Source passage:
■ ■ ■ ■ ■ ■ ■

Thursday, August 8, 2013

Hulo Hula

The Mormons on our tiny island have spent the last few months preparing for a big conference. One of the things we love most about our island is that because it is so small, if any church has something going on, everyone helps and participates in the event. That being said, although we are not Mormon, we have spent the last few months attending choir practice multiple times a week, helping the church prepare, and all in all, anticipating whatever the heck a Mormon conference is.

As apart of the events of the weekend, we were invited to a district wide hulo hula (hulo hula- to dance in European style. Dance, ball) on Vava'u lahi (the main island). We had been to a hulo hula before, and although it did not meet my expectations (thanks to you Joey and Chiara!), I had high hopes as this was a district-wide dance.....

As we waited at the wharf for our ride (I could live a whole other life out of the wasted years worth of time I have spent at this particular wharf. I'm not exaggerating, not even a little) , we got a text from a fellow PCV asking if our dance was themed. As we sensed he was mocking us and the way in which we were choosing to spend our Friday night, we assured him it was not a themed dance.

■ ■ ■ ■ ■ ■ ■

Layout annotation records
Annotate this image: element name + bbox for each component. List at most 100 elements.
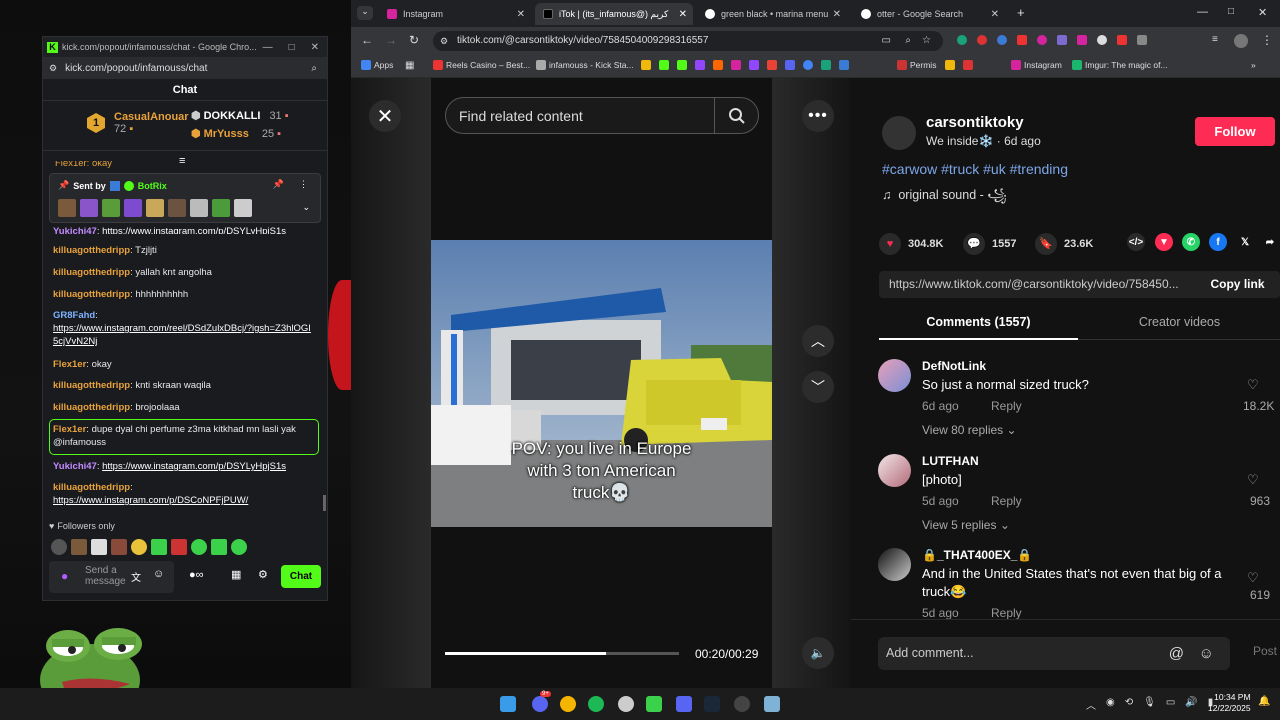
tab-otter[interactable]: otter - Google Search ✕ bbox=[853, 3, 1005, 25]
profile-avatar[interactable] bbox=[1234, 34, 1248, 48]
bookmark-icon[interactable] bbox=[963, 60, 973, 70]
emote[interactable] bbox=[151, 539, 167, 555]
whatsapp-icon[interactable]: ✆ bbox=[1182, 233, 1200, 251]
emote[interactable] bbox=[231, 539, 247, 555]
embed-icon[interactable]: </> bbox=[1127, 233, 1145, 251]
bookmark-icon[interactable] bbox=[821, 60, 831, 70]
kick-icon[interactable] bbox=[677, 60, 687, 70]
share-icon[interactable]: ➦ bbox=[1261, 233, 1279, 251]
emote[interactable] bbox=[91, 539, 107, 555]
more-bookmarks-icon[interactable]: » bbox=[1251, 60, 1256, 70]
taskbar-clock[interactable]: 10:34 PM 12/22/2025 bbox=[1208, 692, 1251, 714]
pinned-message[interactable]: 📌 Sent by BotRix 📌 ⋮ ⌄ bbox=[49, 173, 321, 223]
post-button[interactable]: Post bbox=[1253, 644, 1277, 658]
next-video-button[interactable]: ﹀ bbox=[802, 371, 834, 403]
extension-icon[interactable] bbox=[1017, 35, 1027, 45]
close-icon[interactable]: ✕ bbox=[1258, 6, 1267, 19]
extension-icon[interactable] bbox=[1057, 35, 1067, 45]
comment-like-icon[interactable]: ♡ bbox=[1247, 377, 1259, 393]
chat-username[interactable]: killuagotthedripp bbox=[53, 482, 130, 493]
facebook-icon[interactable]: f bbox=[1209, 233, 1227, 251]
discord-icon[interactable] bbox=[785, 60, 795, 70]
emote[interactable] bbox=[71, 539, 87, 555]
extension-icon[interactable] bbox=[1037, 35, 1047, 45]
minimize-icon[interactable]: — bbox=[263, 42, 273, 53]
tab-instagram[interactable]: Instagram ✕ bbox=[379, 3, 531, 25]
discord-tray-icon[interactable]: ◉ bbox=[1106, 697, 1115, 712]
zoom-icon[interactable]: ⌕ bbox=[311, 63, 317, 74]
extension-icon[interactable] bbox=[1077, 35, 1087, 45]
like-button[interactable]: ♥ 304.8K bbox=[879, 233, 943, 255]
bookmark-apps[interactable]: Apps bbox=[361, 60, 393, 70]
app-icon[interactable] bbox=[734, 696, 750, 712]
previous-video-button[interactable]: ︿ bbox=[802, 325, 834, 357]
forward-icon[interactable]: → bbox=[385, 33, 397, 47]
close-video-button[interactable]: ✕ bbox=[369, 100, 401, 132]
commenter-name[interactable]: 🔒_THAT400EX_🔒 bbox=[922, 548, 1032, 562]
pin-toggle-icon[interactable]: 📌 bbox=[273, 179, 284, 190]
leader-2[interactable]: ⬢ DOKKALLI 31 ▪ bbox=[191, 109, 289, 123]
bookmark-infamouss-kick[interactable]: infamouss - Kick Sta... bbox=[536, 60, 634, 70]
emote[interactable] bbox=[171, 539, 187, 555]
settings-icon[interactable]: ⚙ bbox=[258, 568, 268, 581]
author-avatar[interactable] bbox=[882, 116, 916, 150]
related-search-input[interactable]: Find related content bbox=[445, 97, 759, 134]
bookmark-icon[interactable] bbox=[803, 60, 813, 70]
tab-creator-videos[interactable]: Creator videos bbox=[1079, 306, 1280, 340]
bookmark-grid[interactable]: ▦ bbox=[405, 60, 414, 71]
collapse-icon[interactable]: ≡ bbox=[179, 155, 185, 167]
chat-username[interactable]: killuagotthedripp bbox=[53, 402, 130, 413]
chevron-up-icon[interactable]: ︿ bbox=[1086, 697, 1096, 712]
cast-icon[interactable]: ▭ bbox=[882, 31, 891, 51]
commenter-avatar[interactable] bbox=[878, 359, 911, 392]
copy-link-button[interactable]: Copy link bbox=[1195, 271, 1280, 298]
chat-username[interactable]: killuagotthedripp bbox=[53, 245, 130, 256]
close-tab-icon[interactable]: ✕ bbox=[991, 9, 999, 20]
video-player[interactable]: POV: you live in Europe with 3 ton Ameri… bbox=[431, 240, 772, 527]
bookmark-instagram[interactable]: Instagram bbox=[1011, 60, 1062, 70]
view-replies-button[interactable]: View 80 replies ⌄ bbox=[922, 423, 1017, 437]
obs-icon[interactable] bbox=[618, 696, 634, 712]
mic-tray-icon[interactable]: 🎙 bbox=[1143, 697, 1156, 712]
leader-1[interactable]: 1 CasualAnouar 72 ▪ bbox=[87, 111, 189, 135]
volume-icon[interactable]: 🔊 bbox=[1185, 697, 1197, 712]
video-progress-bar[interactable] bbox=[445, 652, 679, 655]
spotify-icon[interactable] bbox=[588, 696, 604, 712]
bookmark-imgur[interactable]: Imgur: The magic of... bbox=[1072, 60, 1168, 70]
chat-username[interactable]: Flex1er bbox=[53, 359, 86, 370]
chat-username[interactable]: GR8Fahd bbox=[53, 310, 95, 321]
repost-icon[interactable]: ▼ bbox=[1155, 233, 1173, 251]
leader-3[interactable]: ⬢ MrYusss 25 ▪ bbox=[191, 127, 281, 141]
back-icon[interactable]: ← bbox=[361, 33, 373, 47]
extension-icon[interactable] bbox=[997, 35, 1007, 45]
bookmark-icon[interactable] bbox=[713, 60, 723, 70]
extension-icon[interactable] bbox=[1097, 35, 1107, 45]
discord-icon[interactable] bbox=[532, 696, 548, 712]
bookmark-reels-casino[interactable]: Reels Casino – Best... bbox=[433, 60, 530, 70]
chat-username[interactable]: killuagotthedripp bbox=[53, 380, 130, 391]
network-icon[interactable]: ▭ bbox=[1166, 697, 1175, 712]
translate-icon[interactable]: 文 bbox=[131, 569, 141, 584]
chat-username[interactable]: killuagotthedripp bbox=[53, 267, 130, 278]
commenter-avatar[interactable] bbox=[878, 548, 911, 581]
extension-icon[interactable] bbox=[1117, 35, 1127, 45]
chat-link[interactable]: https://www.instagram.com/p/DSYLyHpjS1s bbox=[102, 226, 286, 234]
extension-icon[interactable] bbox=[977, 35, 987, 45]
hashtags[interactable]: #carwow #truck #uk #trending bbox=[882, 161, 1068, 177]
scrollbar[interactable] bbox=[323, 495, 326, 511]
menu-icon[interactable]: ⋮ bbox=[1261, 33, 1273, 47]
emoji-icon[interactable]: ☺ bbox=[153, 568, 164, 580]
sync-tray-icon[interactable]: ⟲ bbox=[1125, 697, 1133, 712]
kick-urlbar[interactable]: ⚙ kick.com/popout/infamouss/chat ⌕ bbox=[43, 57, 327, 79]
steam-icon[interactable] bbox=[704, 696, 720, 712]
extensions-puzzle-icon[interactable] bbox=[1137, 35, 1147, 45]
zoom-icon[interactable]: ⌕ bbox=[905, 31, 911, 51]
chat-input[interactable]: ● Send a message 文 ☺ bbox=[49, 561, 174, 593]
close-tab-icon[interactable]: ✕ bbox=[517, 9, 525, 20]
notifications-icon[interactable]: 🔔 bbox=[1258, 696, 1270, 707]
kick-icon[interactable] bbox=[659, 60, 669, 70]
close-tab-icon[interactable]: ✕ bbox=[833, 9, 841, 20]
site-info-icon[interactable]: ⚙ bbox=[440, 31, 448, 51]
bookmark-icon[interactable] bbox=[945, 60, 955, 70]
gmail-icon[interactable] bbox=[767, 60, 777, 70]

■ ■ ■ ■ ■ ■ ■

Tasks:
• 1. Answer these questions from the hulo hula post:
(a) What does "hulo hula" mean, according to the post?
(b) Where was the district-wide hulo hula held?
(c) What did the fellow PCV ask in his text?
• 2. Pick up the hulo hula post after its final sentence and keep writing it.
The entries have no connection to the hulo hula post.

Results for each task:
• 1.
(a) To dance in European style; a dance or ball.
(b) On Vava'u lahi, the main island.
(c) Whether their dance was themed.

• 2.
When our ride (finally) arrived at 8:00 pm (my bed time here in Tonga), we discovered that it was, in fact, a themed dance. A pioneer themed dance.

We headed to the dance, which took place in a tennis court behind a Mormon church. I'm not sure the following picture accurately displays the dance floor, but it was enclosed in a square of folding chairs. Both Tongan music and the latest rap/hip hop music were played.

This was the emcee. He was an incredibly hilarious man, and we really wanted a picture of him in his overalls. It was clear that he had some experience with the idea of emceeing, in a western way, as he had a lot of American catch phrases that were almost, but not quite, correct. My favorite thing about the whole event was that after each song, the music was turned completely off, the dance floor was cleared, everyone sat down in the folding chairs surrounding the dance floor, and then the next song was turned on, and the people again invited to come to the dance floor. It made things so awkward.

The first dance was a slow dance, and Mark and I were urged by our Tongan friends to join them on the dance floor. Not wanting to disappoint our friends, and with every eye on us (yes...we were the only palangis. Where we're all those Mormon missionaries?!), we went out to the dance floor. Imagine my shock and horror when our friends quickly danced over to us and said, " this isn't a night club, you can not dance like that here!". As it turns out, while slow dancing the girl is to use the left hand to hold hands with her partner, and her right hand should be placed on her partner's forearm. Forearm. Not shoulder, and most definitely not neck, as we were dancing.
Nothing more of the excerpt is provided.